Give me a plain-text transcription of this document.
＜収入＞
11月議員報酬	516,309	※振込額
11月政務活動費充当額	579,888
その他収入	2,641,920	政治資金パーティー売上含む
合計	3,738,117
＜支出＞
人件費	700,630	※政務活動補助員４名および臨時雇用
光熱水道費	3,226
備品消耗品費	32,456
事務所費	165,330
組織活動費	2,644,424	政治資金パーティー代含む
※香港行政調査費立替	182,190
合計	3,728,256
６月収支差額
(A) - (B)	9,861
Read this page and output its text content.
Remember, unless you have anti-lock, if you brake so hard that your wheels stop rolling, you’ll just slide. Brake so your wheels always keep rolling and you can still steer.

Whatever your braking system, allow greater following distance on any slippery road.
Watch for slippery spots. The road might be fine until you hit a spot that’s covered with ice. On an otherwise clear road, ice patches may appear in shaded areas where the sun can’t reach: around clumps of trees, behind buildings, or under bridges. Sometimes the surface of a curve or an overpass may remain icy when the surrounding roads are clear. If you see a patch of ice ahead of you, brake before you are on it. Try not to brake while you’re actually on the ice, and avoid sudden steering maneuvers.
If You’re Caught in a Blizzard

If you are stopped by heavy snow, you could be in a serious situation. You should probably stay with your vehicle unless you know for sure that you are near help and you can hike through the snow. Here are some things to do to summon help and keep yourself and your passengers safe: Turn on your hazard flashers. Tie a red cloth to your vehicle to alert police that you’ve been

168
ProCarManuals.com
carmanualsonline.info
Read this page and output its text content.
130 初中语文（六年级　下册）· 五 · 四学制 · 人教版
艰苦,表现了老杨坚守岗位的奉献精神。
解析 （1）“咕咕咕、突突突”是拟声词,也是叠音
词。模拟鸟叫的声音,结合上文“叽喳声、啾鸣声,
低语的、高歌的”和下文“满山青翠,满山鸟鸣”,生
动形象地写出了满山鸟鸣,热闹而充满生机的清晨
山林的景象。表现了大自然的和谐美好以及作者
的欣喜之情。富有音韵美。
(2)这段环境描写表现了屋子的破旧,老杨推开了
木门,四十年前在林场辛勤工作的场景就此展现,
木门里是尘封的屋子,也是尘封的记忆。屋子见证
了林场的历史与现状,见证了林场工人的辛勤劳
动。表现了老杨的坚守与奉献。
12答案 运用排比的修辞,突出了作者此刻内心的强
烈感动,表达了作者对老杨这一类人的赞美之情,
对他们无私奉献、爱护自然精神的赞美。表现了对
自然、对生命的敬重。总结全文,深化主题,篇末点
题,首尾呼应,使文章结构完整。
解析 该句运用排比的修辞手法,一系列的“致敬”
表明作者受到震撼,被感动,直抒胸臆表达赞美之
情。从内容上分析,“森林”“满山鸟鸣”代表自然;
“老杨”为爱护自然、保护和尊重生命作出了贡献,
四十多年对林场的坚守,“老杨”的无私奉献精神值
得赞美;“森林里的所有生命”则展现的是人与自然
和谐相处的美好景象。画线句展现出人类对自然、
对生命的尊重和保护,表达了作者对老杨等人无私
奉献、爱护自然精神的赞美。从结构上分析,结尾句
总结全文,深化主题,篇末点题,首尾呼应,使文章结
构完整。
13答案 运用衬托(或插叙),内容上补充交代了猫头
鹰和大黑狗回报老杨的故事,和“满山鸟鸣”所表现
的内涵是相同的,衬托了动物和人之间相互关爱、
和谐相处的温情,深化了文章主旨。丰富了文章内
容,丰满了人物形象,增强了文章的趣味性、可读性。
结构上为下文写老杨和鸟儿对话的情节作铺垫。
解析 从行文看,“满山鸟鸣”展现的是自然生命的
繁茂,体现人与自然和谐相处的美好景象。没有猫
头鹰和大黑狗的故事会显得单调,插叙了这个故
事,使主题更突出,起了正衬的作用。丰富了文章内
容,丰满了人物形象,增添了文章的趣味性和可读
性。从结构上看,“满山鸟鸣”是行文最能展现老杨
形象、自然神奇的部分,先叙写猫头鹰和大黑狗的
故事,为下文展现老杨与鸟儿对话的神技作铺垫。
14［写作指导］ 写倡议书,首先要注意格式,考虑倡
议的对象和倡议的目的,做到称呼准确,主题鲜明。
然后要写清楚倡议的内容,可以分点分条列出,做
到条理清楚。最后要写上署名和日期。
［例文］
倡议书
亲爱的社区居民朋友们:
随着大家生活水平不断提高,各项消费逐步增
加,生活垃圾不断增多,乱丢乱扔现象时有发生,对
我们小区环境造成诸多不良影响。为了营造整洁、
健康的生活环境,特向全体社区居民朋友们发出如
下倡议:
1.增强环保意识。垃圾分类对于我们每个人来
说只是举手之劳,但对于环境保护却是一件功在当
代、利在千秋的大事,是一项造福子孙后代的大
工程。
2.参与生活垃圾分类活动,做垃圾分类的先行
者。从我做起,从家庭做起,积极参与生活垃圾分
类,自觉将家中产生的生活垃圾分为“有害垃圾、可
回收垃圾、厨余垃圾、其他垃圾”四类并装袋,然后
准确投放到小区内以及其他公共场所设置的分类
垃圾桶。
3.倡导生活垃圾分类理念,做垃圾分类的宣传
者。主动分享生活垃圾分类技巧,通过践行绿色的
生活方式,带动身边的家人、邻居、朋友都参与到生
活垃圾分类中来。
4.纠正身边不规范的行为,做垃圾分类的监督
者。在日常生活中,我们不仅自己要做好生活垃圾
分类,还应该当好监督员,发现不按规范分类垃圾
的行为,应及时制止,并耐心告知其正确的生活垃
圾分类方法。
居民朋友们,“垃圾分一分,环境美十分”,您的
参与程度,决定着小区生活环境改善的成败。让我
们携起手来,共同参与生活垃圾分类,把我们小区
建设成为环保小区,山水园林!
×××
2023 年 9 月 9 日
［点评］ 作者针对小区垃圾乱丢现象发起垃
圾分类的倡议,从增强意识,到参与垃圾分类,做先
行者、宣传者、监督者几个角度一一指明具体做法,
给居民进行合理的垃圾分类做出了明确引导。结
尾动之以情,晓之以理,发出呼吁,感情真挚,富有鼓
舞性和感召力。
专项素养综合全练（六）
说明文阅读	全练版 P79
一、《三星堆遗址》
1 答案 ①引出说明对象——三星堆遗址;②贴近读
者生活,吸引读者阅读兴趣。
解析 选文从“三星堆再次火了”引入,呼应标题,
============================================================
WRITTEN TASK: Pull out each line of the listing that holds the string "深化主题".

SOLUTION TO THE PROBLEM:
自然、对生命的敬重。总结全文,深化主题,篇末点
总结全文,深化主题,篇末点题,首尾呼应,使文章结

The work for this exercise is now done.